Encore, Encore

Symphony

Several readers have commented that my last dialog had the essence of ‘peace’ and ‘soul-healing’.

I agree.  I’ve figured out some techniques that slow the ‘anger monster’, providing space between the beginning and the end.

Separation is the key to extinguishing the flames of rage.  In an escalating situation, what do bystanders instinctively attempt?  Separation.  If your kids are fighting, they get separated and separate timeouts.  One of the most powerful management tools in any of my marriages was allowing the other the freedom to walk away as needed.  The ability to tell your partner “I need ten minutes.  I promise to continue this discussion” should be used and respected.  Too often, that request is denied.  Demands for immediate resolution are made and the other party feels backed into a corner with no voice.

When flight isn’t successful, fight raises its dukes.

====================

§ **SET PROBLEM A**:
Answer these questions about the essay on anger and separation:
(i) What did several readers say the last dialog had the essence of?
(ii) What does the essay name as the key to extinguishing the flames of rage?
(iii) What raises its dukes when flight isn't successful?

[Labeled box records]
====================

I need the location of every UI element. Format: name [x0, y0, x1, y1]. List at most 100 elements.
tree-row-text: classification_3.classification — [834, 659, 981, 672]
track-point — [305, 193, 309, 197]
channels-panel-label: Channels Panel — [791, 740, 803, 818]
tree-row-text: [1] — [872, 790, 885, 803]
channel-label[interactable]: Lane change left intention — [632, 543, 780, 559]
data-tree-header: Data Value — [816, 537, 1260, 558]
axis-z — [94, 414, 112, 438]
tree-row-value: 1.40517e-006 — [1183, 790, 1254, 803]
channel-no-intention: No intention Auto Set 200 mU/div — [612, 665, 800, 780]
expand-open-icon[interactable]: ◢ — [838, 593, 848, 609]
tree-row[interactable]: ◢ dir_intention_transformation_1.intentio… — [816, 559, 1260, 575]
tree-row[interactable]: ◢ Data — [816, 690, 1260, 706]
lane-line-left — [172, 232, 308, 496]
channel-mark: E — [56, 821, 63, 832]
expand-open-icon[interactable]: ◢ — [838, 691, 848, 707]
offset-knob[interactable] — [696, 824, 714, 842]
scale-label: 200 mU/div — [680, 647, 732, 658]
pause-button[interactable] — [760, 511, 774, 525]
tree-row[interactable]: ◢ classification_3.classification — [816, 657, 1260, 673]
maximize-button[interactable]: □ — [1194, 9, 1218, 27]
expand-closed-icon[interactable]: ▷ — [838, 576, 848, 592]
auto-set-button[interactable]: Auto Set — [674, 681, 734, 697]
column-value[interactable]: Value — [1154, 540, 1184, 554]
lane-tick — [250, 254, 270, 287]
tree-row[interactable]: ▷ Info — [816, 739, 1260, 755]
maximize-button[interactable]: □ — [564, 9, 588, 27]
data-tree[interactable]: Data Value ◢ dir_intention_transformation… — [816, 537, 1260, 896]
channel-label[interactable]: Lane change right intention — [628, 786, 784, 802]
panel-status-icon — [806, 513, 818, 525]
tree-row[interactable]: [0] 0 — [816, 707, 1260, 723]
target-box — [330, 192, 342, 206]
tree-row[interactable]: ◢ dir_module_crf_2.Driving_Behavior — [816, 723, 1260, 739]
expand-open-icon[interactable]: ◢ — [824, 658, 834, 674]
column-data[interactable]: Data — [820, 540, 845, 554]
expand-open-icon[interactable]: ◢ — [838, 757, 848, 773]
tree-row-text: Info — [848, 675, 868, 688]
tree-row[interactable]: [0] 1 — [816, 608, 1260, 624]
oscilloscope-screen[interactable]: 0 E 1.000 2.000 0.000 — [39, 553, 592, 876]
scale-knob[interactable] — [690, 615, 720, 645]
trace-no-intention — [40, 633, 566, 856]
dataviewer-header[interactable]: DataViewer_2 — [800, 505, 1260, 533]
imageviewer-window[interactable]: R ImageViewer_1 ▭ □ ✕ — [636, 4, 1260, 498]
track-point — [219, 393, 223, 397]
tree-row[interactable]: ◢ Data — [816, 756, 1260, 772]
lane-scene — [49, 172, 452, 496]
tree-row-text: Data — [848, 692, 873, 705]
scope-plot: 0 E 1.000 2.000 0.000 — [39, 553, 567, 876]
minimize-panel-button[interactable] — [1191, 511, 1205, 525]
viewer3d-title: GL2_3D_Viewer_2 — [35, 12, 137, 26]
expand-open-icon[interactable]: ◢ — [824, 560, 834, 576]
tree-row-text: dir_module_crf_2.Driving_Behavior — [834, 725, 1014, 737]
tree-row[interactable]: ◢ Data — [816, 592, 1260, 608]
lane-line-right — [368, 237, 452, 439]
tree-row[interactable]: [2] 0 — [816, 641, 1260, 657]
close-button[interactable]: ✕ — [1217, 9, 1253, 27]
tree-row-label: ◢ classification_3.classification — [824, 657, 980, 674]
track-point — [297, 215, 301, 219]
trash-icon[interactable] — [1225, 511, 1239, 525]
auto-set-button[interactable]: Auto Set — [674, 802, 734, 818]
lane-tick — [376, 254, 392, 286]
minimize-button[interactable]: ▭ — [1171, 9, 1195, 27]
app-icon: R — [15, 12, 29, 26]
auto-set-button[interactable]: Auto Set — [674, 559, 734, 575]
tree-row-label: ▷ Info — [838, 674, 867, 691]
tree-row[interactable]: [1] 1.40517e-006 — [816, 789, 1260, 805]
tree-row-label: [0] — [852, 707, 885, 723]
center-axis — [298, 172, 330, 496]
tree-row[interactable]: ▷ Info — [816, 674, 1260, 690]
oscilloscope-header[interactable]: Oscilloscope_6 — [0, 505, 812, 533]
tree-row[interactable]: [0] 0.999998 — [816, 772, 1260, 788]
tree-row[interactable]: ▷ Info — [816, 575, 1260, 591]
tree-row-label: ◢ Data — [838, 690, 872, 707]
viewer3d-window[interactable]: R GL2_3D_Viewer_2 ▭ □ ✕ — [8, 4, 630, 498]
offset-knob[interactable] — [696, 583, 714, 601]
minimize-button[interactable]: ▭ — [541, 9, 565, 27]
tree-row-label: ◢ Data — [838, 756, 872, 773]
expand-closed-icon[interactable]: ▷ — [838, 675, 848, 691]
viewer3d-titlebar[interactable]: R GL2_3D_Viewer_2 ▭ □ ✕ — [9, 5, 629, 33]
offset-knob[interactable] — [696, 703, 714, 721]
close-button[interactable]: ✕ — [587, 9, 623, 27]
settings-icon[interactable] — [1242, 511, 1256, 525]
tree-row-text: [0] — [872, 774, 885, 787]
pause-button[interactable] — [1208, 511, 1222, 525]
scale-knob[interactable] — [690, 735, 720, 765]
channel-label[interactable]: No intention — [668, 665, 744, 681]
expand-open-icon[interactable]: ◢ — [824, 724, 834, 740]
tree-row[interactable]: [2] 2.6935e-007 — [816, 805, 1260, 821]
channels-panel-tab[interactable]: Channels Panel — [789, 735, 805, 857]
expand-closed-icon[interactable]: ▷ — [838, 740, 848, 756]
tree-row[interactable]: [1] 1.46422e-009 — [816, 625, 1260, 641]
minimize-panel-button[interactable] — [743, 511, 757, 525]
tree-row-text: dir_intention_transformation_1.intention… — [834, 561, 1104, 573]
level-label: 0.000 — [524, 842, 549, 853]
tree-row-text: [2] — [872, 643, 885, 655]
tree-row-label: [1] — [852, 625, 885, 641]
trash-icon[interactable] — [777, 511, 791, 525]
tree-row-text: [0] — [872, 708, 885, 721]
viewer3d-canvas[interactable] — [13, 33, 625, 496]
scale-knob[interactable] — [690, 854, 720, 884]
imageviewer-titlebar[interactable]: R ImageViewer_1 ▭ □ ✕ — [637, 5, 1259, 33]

====================

§ **SET PROBLEM B**: Copy the rows word for word, starting at the first row and stopping after the line that contains "expand-closed-icon[interactable]: ▷ — [838, 576, 848, 592]".

§ **WRITTEN REPLY A**:
(i) 'Peace' and 'soul-healing'.
(ii) Separation.
(iii) Fight.

§ **WRITTEN REPLY B**:
I need the location of every UI element. Format: name [x0, y0, x1, y1]. List at most 100 elements.
tree-row-text: classification_3.classification — [834, 659, 981, 672]
track-point — [305, 193, 309, 197]
channels-panel-label: Channels Panel — [791, 740, 803, 818]
tree-row-text: [1] — [872, 790, 885, 803]
channel-label[interactable]: Lane change left intention — [632, 543, 780, 559]
data-tree-header: Data Value — [816, 537, 1260, 558]
axis-z — [94, 414, 112, 438]
tree-row-value: 1.40517e-006 — [1183, 790, 1254, 803]
channel-no-intention: No intention Auto Set 200 mU/div — [612, 665, 800, 780]
expand-open-icon[interactable]: ◢ — [838, 593, 848, 609]
tree-row[interactable]: ◢ dir_intention_transformation_1.intentio… — [816, 559, 1260, 575]
tree-row[interactable]: ◢ Data — [816, 690, 1260, 706]
lane-line-left — [172, 232, 308, 496]
channel-mark: E — [56, 821, 63, 832]
expand-open-icon[interactable]: ◢ — [838, 691, 848, 707]
offset-knob[interactable] — [696, 824, 714, 842]
scale-label: 200 mU/div — [680, 647, 732, 658]
pause-button[interactable] — [760, 511, 774, 525]
tree-row[interactable]: ◢ classification_3.classification — [816, 657, 1260, 673]
maximize-button[interactable]: □ — [1194, 9, 1218, 27]
expand-closed-icon[interactable]: ▷ — [838, 576, 848, 592]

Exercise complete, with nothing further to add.